» **EXERCISE MATERIAL**:
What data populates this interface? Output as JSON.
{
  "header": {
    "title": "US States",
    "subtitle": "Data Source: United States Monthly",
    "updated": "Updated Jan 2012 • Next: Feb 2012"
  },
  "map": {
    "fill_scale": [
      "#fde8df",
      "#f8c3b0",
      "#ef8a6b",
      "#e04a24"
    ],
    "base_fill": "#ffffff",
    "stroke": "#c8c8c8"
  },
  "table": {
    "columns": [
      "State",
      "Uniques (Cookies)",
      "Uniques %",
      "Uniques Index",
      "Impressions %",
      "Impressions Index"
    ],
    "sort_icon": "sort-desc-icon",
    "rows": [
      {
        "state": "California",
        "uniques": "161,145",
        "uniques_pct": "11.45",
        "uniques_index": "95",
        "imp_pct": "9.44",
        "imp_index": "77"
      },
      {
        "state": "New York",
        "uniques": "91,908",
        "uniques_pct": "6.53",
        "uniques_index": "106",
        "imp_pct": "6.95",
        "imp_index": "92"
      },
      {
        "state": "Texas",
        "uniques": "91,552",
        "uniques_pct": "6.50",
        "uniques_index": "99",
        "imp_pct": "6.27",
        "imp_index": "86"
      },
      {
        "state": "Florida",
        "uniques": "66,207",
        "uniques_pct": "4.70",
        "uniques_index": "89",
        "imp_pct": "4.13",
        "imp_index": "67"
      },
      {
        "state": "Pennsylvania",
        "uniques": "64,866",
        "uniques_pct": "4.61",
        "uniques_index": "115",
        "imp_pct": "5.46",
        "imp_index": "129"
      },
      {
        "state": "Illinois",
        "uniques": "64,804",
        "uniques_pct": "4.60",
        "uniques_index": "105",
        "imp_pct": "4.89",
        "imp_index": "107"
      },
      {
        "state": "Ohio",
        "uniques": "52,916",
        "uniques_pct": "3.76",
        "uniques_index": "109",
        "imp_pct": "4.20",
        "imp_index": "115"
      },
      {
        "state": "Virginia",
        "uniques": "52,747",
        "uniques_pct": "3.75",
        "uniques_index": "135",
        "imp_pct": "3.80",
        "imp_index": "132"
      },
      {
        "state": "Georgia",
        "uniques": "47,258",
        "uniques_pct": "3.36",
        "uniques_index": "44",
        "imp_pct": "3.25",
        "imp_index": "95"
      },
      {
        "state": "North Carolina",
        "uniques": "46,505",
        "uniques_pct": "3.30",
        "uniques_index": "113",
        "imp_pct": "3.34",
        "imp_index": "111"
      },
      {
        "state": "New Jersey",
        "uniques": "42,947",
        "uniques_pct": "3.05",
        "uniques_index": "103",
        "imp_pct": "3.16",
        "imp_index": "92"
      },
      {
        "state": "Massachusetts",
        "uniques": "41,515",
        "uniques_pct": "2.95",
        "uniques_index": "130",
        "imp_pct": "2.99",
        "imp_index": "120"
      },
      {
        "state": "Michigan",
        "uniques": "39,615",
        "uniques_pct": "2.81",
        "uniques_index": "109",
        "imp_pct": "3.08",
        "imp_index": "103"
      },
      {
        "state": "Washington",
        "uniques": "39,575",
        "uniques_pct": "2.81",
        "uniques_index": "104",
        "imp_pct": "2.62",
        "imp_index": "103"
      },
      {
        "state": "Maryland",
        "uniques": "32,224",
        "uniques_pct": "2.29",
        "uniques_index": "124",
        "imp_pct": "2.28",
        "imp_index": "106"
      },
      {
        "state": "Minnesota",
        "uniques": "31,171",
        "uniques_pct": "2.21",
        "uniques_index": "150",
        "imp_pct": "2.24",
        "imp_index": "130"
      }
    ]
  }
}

» **GOAL**: Every line of the material must be returned exactly as it appears.

» **RESULT**:
What data populates this interface? Output as JSON.
{
  "header": {
    "title": "US States",
    "subtitle": "Data Source: United States Monthly",
    "updated": "Updated Jan 2012 • Next: Feb 2012"
  },
  "map": {
    "fill_scale": [
      "#fde8df",
      "#f8c3b0",
      "#ef8a6b",
      "#e04a24"
    ],
    "base_fill": "#ffffff",
    "stroke": "#c8c8c8"
  },
  "table": {
    "columns": [
      "State",
      "Uniques (Cookies)",
      "Uniques %",
      "Uniques Index",
      "Impressions %",
      "Impressions Index"
    ],
    "sort_icon": "sort-desc-icon",
    "rows": [
      {
        "state": "California",
        "uniques": "161,145",
        "uniques_pct": "11.45",
        "uniques_index": "95",
        "imp_pct": "9.44",
        "imp_index": "77"
      },
      {
        "state": "New York",
        "uniques": "91,908",
        "uniques_pct": "6.53",
        "uniques_index": "106",
        "imp_pct": "6.95",
        "imp_index": "92"
      },
      {
        "state": "Texas",
        "uniques": "91,552",
        "uniques_pct": "6.50",
        "uniques_index": "99",
        "imp_pct": "6.27",
        "imp_index": "86"
      },
      {
        "state": "Florida",
        "uniques": "66,207",
        "uniques_pct": "4.70",
        "uniques_index": "89",
        "imp_pct": "4.13",
        "imp_index": "67"
      },
      {
        "state": "Pennsylvania",
        "uniques": "64,866",
        "uniques_pct": "4.61",
        "uniques_index": "115",
        "imp_pct": "5.46",
        "imp_index": "129"
      },
      {
        "state": "Illinois",
        "uniques": "64,804",
        "uniques_pct": "4.60",
        "uniques_index": "105",
        "imp_pct": "4.89",
        "imp_index": "107"
      },
      {
        "state": "Ohio",
        "uniques": "52,916",
        "uniques_pct": "3.76",
        "uniques_index": "109",
        "imp_pct": "4.20",
        "imp_index": "115"
      },
      {
        "state": "Virginia",
        "uniques": "52,747",
        "uniques_pct": "3.75",
        "uniques_index": "135",
        "imp_pct": "3.80",
        "imp_index": "132"
      },
      {
        "state": "Georgia",
        "uniques": "47,258",
        "uniques_pct": "3.36",
        "uniques_index": "44",
        "imp_pct": "3.25",
        "imp_index": "95"
      },
      {
        "state": "North Carolina",
        "uniques": "46,505",
        "uniques_pct": "3.30",
        "uniques_index": "113",
        "imp_pct": "3.34",
        "imp_index": "111"
      },
      {
        "state": "New Jersey",
        "uniques": "42,947",
        "uniques_pct": "3.05",
        "uniques_index": "103",
        "imp_pct": "3.16",
        "imp_index": "92"
      },
      {
        "state": "Massachusetts",
        "uniques": "41,515",
        "uniques_pct": "2.95",
        "uniques_index": "130",
        "imp_pct": "2.99",
        "imp_index": "120"
      },
      {
        "state": "Michigan",
        "uniques": "39,615",
        "uniques_pct": "2.81",
        "uniques_index": "109",
        "imp_pct": "3.08",
        "imp_index": "103"
      },
      {
        "state": "Washington",
        "uniques": "39,575",
        "uniques_pct": "2.81",
        "uniques_index": "104",
        "imp_pct": "2.62",
        "imp_index": "103"
      },
      {
        "state": "Maryland",
        "uniques": "32,224",
        "uniques_pct": "2.29",
        "uniques_index": "124",
        "imp_pct": "2.28",
        "imp_index": "106"
      },
      {
        "state": "Minnesota",
        "uniques": "31,171",
        "uniques_pct": "2.21",
        "uniques_index": "150",
        "imp_pct": "2.24",
        "imp_index": "130"
      }
    ]
  }
}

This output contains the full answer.